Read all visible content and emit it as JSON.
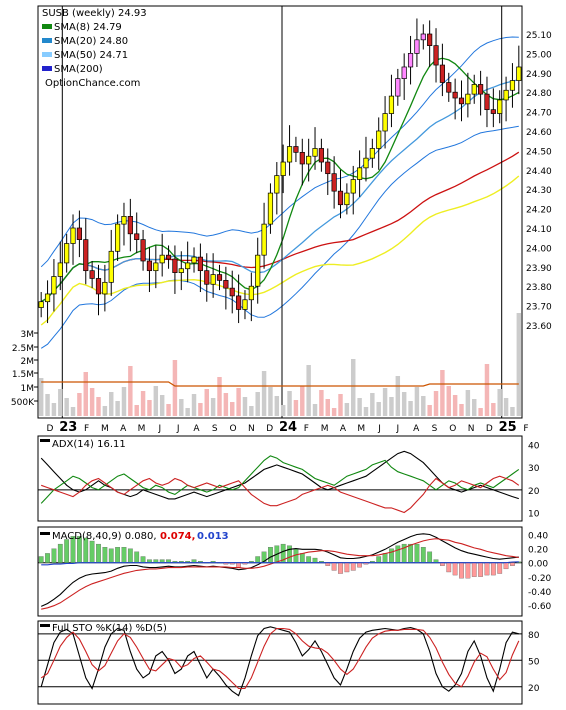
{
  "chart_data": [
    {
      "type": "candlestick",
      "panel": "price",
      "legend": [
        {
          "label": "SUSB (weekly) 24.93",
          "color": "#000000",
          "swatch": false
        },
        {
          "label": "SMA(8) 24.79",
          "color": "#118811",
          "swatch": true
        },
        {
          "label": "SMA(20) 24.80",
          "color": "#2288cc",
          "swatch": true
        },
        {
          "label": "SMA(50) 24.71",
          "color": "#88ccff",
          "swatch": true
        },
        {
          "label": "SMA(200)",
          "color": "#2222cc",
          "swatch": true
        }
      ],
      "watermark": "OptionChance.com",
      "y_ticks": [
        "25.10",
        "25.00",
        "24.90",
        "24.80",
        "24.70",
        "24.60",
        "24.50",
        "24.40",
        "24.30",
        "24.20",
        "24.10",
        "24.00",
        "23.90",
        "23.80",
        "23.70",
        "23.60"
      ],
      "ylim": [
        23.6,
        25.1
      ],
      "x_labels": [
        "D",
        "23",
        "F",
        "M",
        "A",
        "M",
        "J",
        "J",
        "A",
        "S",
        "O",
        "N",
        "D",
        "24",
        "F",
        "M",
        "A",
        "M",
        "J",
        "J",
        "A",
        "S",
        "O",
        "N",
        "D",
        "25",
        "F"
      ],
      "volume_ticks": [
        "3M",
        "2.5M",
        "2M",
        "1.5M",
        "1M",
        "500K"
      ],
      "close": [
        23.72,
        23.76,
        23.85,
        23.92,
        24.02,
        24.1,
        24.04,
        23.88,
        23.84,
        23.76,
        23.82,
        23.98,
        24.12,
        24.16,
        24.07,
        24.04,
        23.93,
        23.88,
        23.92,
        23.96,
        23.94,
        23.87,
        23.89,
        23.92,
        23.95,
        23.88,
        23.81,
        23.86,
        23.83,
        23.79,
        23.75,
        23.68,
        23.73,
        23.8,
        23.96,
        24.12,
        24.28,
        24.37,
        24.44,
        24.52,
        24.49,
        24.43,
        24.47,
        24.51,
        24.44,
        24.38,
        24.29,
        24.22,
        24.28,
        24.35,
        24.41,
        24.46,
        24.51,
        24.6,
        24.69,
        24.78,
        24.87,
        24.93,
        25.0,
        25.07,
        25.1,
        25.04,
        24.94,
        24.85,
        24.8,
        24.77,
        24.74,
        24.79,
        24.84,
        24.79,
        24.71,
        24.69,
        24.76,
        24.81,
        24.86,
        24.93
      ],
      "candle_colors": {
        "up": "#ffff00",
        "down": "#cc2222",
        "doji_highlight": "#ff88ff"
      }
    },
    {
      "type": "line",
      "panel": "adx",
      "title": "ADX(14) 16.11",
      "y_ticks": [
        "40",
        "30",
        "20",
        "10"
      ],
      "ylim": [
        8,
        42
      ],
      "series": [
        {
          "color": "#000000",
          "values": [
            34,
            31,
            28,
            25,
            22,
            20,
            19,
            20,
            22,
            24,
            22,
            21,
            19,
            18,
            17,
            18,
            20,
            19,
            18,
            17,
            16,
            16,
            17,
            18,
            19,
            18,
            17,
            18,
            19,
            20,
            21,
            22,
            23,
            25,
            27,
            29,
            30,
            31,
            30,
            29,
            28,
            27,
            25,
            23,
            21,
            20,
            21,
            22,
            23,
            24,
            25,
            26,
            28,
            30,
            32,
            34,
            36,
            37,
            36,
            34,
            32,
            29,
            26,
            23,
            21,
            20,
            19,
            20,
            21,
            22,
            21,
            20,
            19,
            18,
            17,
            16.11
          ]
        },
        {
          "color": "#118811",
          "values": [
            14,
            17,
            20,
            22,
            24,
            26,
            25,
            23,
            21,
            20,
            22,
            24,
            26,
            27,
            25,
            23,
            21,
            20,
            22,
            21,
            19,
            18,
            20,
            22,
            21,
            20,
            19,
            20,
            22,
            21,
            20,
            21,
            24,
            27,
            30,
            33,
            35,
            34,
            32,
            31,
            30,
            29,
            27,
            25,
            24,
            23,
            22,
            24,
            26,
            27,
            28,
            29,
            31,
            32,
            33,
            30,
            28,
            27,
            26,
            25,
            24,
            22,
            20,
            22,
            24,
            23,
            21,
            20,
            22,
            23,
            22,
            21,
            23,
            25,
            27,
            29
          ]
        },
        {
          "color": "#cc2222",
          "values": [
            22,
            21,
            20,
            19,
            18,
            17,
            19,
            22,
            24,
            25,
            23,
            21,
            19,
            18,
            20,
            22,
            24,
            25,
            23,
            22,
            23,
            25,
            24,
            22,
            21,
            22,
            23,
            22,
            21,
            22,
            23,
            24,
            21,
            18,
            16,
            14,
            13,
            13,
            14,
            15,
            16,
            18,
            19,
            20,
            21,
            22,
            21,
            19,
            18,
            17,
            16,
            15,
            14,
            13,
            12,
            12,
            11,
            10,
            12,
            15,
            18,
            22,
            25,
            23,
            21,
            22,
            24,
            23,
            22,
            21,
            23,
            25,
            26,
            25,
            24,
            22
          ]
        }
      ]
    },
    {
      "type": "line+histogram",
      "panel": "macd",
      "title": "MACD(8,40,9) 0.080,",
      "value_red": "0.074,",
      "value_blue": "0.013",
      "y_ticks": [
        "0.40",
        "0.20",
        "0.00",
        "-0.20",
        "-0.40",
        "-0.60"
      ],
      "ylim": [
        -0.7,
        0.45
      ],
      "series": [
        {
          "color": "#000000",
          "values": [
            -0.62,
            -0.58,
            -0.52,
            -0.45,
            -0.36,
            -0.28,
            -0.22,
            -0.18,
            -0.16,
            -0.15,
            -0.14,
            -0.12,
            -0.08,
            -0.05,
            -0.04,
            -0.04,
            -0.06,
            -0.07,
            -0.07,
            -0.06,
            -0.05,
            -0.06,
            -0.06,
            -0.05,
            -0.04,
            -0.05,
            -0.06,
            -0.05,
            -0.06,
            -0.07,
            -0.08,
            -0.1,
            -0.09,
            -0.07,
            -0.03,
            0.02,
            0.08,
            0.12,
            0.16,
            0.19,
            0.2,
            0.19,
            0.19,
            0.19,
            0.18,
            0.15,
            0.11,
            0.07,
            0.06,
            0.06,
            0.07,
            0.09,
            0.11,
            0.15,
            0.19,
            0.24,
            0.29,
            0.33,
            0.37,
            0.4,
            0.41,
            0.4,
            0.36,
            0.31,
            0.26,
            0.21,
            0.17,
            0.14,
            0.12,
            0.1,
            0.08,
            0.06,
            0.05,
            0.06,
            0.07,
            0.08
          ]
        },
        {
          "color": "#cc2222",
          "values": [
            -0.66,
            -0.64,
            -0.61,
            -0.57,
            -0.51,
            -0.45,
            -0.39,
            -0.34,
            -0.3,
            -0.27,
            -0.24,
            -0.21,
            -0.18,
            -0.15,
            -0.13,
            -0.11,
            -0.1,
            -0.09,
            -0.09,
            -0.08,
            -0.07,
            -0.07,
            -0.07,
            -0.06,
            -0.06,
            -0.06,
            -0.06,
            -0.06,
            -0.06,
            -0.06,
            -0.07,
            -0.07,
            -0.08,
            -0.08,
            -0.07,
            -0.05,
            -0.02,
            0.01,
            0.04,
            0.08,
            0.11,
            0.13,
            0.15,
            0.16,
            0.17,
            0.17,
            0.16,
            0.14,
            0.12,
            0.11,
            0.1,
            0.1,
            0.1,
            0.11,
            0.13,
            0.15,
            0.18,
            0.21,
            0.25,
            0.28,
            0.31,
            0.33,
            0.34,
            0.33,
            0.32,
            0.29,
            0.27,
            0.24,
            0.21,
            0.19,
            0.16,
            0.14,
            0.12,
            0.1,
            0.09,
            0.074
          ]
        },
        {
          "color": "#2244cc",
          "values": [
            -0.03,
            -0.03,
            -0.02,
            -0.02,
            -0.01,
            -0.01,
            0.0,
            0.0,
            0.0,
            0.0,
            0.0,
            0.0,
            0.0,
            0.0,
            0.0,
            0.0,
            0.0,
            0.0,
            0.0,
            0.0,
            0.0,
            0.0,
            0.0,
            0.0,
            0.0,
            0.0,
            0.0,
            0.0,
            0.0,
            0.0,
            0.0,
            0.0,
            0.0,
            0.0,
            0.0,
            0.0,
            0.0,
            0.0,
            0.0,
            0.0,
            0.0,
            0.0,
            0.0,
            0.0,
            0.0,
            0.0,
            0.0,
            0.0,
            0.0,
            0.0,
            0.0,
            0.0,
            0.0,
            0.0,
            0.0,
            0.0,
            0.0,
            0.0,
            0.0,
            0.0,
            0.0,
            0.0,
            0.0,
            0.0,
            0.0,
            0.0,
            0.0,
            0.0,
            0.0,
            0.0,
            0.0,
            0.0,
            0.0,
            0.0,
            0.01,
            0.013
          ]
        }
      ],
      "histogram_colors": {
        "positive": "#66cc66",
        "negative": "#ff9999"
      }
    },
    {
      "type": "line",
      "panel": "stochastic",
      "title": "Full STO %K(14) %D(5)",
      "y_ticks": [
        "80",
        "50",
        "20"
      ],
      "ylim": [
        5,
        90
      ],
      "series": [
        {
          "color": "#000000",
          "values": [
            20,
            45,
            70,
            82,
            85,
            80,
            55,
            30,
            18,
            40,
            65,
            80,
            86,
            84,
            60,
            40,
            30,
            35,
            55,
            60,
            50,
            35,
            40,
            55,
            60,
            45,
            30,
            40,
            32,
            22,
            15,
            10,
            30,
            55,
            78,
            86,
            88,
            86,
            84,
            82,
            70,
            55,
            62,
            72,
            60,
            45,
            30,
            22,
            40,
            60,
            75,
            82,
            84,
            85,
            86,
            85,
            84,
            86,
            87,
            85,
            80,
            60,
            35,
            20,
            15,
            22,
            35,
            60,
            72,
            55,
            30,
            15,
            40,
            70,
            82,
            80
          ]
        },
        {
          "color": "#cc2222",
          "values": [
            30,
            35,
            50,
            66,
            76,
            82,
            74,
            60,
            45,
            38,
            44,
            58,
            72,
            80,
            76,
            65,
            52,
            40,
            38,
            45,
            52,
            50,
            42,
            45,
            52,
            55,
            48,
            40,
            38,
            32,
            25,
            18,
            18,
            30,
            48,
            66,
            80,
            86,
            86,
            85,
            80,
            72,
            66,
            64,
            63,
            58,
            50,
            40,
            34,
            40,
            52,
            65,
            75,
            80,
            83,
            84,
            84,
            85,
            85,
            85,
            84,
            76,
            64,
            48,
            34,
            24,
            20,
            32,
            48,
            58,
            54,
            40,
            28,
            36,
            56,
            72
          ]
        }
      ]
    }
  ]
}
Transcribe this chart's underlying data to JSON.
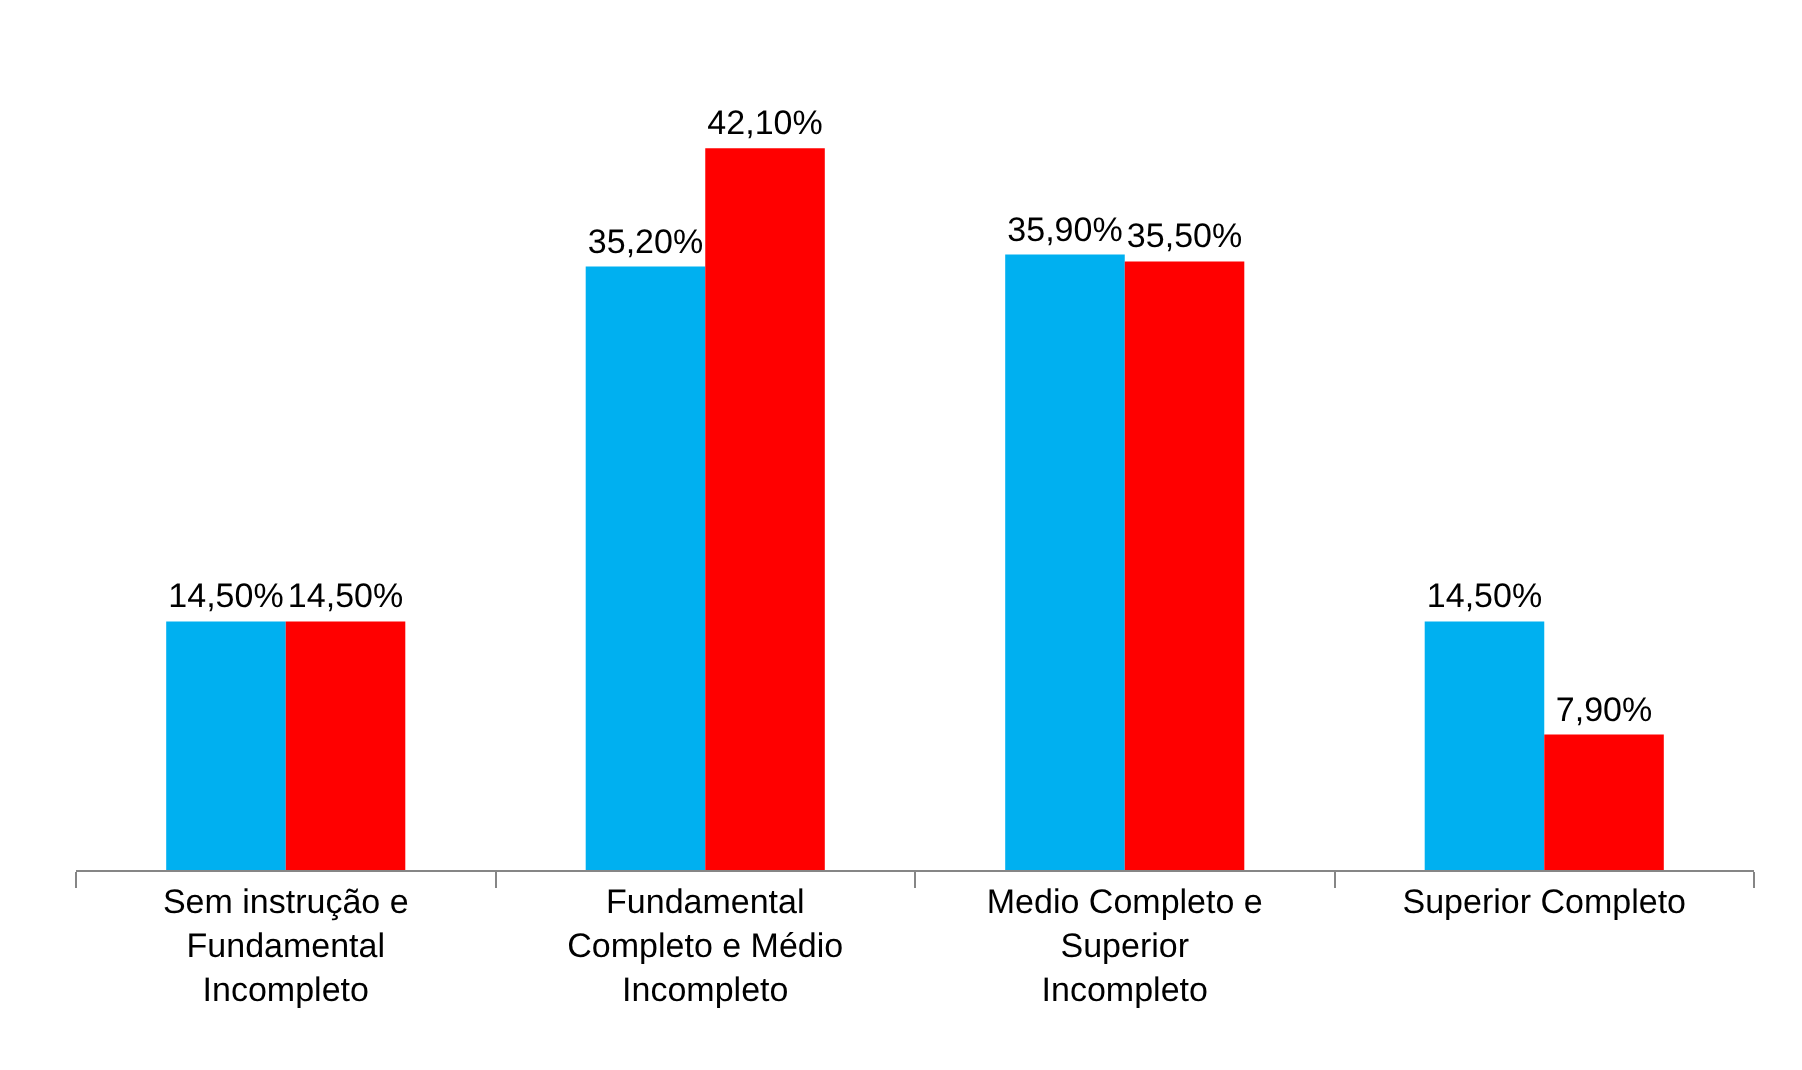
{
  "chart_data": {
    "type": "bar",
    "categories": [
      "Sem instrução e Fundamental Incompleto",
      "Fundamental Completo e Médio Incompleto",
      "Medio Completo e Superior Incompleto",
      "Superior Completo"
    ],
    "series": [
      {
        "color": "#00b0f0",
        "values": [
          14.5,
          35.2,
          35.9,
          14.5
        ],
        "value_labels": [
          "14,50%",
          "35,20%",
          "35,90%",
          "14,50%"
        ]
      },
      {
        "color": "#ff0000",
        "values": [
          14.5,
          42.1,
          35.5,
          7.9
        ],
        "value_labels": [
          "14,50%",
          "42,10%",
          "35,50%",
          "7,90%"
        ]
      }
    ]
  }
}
★ ★ ★ ★
- **WRITTEN REQUEST**: Check each line of the entries above, and show every one holding the word "title".

- **THE ANSWER**:
      "title": "ADX(14) 16.11",
      "title": "MACD(8,40,9) 0.080,",
      "title": "Full STO %K(14) %D(5)",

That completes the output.